(EXERCISE)
Write out the records again, exactly. Nothing may be dropped.

(DATA SUPPLIED)
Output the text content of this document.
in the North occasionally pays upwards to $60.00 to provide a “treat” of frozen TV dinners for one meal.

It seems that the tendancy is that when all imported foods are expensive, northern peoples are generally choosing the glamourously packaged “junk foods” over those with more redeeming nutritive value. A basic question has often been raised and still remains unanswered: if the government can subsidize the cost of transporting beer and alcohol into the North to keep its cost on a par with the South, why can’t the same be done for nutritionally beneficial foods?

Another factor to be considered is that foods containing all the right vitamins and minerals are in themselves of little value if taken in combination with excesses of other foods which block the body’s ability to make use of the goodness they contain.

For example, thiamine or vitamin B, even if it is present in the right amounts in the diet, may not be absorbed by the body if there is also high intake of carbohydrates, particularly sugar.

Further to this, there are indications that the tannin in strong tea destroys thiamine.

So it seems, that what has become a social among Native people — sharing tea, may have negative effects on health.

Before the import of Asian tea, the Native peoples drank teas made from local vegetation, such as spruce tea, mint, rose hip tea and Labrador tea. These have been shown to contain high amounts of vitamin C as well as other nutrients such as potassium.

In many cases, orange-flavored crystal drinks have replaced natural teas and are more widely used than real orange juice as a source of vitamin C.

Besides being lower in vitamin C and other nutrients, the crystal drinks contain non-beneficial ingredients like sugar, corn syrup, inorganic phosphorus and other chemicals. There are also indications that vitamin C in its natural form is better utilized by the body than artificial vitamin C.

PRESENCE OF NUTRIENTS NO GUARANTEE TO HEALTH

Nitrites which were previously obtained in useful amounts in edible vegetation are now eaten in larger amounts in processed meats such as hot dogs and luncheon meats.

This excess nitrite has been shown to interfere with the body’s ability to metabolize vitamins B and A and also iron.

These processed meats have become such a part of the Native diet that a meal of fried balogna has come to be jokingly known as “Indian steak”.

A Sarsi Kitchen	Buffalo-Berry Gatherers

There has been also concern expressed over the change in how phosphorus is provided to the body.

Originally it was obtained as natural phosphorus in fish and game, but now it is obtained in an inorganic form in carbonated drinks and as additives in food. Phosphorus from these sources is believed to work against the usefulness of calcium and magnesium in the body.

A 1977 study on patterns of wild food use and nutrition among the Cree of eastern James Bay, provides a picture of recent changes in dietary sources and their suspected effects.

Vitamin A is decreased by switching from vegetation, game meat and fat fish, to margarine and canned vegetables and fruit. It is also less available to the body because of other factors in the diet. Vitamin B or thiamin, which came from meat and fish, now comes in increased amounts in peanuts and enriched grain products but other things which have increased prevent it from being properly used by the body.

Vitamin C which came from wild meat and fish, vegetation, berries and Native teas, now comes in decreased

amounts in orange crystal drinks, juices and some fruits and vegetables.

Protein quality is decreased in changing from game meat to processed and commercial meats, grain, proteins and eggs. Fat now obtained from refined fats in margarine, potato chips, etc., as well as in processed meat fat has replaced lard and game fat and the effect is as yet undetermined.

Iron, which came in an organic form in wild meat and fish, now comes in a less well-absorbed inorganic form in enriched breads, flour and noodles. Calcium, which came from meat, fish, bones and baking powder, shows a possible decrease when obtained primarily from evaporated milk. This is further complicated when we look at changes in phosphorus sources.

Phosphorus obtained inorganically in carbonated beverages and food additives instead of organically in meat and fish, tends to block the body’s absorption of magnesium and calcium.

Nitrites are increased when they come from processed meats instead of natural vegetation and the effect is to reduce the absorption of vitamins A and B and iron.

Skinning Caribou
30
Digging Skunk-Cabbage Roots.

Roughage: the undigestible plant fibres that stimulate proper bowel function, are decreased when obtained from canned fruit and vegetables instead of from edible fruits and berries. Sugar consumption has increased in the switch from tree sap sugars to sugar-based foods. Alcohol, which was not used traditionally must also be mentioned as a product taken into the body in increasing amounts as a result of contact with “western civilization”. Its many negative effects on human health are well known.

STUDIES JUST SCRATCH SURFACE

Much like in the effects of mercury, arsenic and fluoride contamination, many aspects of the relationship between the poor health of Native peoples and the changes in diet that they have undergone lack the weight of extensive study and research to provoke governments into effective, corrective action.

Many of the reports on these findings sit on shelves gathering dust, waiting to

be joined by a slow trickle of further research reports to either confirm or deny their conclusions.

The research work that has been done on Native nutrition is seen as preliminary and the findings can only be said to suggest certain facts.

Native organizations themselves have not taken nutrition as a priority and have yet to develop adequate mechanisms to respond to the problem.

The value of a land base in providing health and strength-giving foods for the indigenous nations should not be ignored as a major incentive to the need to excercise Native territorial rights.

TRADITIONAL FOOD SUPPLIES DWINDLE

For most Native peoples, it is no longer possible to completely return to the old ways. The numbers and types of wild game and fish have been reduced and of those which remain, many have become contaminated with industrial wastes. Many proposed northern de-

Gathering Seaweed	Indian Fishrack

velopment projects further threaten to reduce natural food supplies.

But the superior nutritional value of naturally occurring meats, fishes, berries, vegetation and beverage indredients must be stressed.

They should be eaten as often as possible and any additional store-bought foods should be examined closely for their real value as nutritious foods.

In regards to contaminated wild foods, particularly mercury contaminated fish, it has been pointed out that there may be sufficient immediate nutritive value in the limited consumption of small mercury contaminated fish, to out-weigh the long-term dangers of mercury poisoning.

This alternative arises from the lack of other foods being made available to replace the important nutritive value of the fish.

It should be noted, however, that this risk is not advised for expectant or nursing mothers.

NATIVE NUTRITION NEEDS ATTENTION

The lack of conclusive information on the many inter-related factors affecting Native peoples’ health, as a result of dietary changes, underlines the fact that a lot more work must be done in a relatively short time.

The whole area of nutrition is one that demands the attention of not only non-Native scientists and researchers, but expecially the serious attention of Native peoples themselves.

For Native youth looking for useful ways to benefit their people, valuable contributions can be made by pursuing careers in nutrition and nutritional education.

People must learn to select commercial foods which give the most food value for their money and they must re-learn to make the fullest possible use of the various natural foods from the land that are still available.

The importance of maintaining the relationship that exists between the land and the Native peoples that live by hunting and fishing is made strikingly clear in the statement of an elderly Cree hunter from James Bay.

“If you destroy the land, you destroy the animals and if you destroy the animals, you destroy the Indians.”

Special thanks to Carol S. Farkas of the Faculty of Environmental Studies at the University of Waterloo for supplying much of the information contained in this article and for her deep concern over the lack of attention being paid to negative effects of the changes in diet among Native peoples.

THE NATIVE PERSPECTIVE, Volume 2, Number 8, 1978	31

(TASK ANSWER)
Output the text content of this document.
in the North occasionally pays upwards to $60.00 to provide a “treat” of frozen TV dinners for one meal.

It seems that the tendancy is that when all imported foods are expensive, northern peoples are generally choosing the glamourously packaged “junk foods” over those with more redeeming nutritive value. A basic question has often been raised and still remains unanswered: if the government can subsidize the cost of transporting beer and alcohol into the North to keep its cost on a par with the South, why can’t the same be done for nutritionally beneficial foods?

Another factor to be considered is that foods containing all the right vitamins and minerals are in themselves of little value if taken in combination with excesses of other foods which block the body’s ability to make use of the goodness they contain.

For example, thiamine or vitamin B, even if it is present in the right amounts in the diet, may not be absorbed by the body if there is also high intake of carbohydrates, particularly sugar.

Further to this, there are indications that the tannin in strong tea destroys thiamine.

So it seems, that what has become a social among Native people — sharing tea, may have negative effects on health.

Before the import of Asian tea, the Native peoples drank teas made from local vegetation, such as spruce tea, mint, rose hip tea and Labrador tea. These have been shown to contain high amounts of vitamin C as well as other nutrients such as potassium.

In many cases, orange-flavored crystal drinks have replaced natural teas and are more widely used than real orange juice as a source of vitamin C.

Besides being lower in vitamin C and other nutrients, the crystal drinks contain non-beneficial ingredients like sugar, corn syrup, inorganic phosphorus and other chemicals. There are also indications that vitamin C in its natural form is better utilized by the body than artificial vitamin C.

PRESENCE OF NUTRIENTS NO GUARANTEE TO HEALTH

Nitrites which were previously obtained in useful amounts in edible vegetation are now eaten in larger amounts in processed meats such as hot dogs and luncheon meats.

This excess nitrite has been shown to interfere with the body’s ability to metabolize vitamins B and A and also iron.

These processed meats have become such a part of the Native diet that a meal of fried balogna has come to be jokingly known as “Indian steak”.

A Sarsi Kitchen	Buffalo-Berry Gatherers

There has been also concern expressed over the change in how phosphorus is provided to the body.

Originally it was obtained as natural phosphorus in fish and game, but now it is obtained in an inorganic form in carbonated drinks and as additives in food. Phosphorus from these sources is believed to work against the usefulness of calcium and magnesium in the body.

A 1977 study on patterns of wild food use and nutrition among the Cree of eastern James Bay, provides a picture of recent changes in dietary sources and their suspected effects.

Vitamin A is decreased by switching from vegetation, game meat and fat fish, to margarine and canned vegetables and fruit. It is also less available to the body because of other factors in the diet. Vitamin B or thiamin, which came from meat and fish, now comes in increased amounts in peanuts and enriched grain products but other things which have increased prevent it from being properly used by the body.

Vitamin C which came from wild meat and fish, vegetation, berries and Native teas, now comes in decreased

amounts in orange crystal drinks, juices and some fruits and vegetables.

Protein quality is decreased in changing from game meat to processed and commercial meats, grain, proteins and eggs. Fat now obtained from refined fats in margarine, potato chips, etc., as well as in processed meat fat has replaced lard and game fat and the effect is as yet undetermined.

Iron, which came in an organic form in wild meat and fish, now comes in a less well-absorbed inorganic form in enriched breads, flour and noodles. Calcium, which came from meat, fish, bones and baking powder, shows a possible decrease when obtained primarily from evaporated milk. This is further complicated when we look at changes in phosphorus sources.

Phosphorus obtained inorganically in carbonated beverages and food additives instead of organically in meat and fish, tends to block the body’s absorption of magnesium and calcium.

Nitrites are increased when they come from processed meats instead of natural vegetation and the effect is to reduce the absorption of vitamins A and B and iron.

Skinning Caribou
30
Digging Skunk-Cabbage Roots.

Roughage: the undigestible plant fibres that stimulate proper bowel function, are decreased when obtained from canned fruit and vegetables instead of from edible fruits and berries. Sugar consumption has increased in the switch from tree sap sugars to sugar-based foods. Alcohol, which was not used traditionally must also be mentioned as a product taken into the body in increasing amounts as a result of contact with “western civilization”. Its many negative effects on human health are well known.

STUDIES JUST SCRATCH SURFACE

Much like in the effects of mercury, arsenic and fluoride contamination, many aspects of the relationship between the poor health of Native peoples and the changes in diet that they have undergone lack the weight of extensive study and research to provoke governments into effective, corrective action.

Many of the reports on these findings sit on shelves gathering dust, waiting to

be joined by a slow trickle of further research reports to either confirm or deny their conclusions.

The research work that has been done on Native nutrition is seen as preliminary and the findings can only be said to suggest certain facts.

Native organizations themselves have not taken nutrition as a priority and have yet to develop adequate mechanisms to respond to the problem.

The value of a land base in providing health and strength-giving foods for the indigenous nations should not be ignored as a major incentive to the need to excercise Native territorial rights.

TRADITIONAL FOOD SUPPLIES DWINDLE

For most Native peoples, it is no longer possible to completely return to the old ways. The numbers and types of wild game and fish have been reduced and of those which remain, many have become contaminated with industrial wastes. Many proposed northern de-

Gathering Seaweed	Indian Fishrack

velopment projects further threaten to reduce natural food supplies.

But the superior nutritional value of naturally occurring meats, fishes, berries, vegetation and beverage indredients must be stressed.

They should be eaten as often as possible and any additional store-bought foods should be examined closely for their real value as nutritious foods.

In regards to contaminated wild foods, particularly mercury contaminated fish, it has been pointed out that there may be sufficient immediate nutritive value in the limited consumption of small mercury contaminated fish, to out-weigh the long-term dangers of mercury poisoning.

This alternative arises from the lack of other foods being made available to replace the important nutritive value of the fish.

It should be noted, however, that this risk is not advised for expectant or nursing mothers.

NATIVE NUTRITION NEEDS ATTENTION

The lack of conclusive information on the many inter-related factors affecting Native peoples’ health, as a result of dietary changes, underlines the fact that a lot more work must be done in a relatively short time.

The whole area of nutrition is one that demands the attention of not only non-Native scientists and researchers, but expecially the serious attention of Native peoples themselves.

For Native youth looking for useful ways to benefit their people, valuable contributions can be made by pursuing careers in nutrition and nutritional education.

People must learn to select commercial foods which give the most food value for their money and they must re-learn to make the fullest possible use of the various natural foods from the land that are still available.

The importance of maintaining the relationship that exists between the land and the Native peoples that live by hunting and fishing is made strikingly clear in the statement of an elderly Cree hunter from James Bay.

“If you destroy the land, you destroy the animals and if you destroy the animals, you destroy the Indians.”

Special thanks to Carol S. Farkas of the Faculty of Environmental Studies at the University of Waterloo for supplying much of the information contained in this article and for her deep concern over the lack of attention being paid to negative effects of the changes in diet among Native peoples.

THE NATIVE PERSPECTIVE, Volume 2, Number 8, 1978	31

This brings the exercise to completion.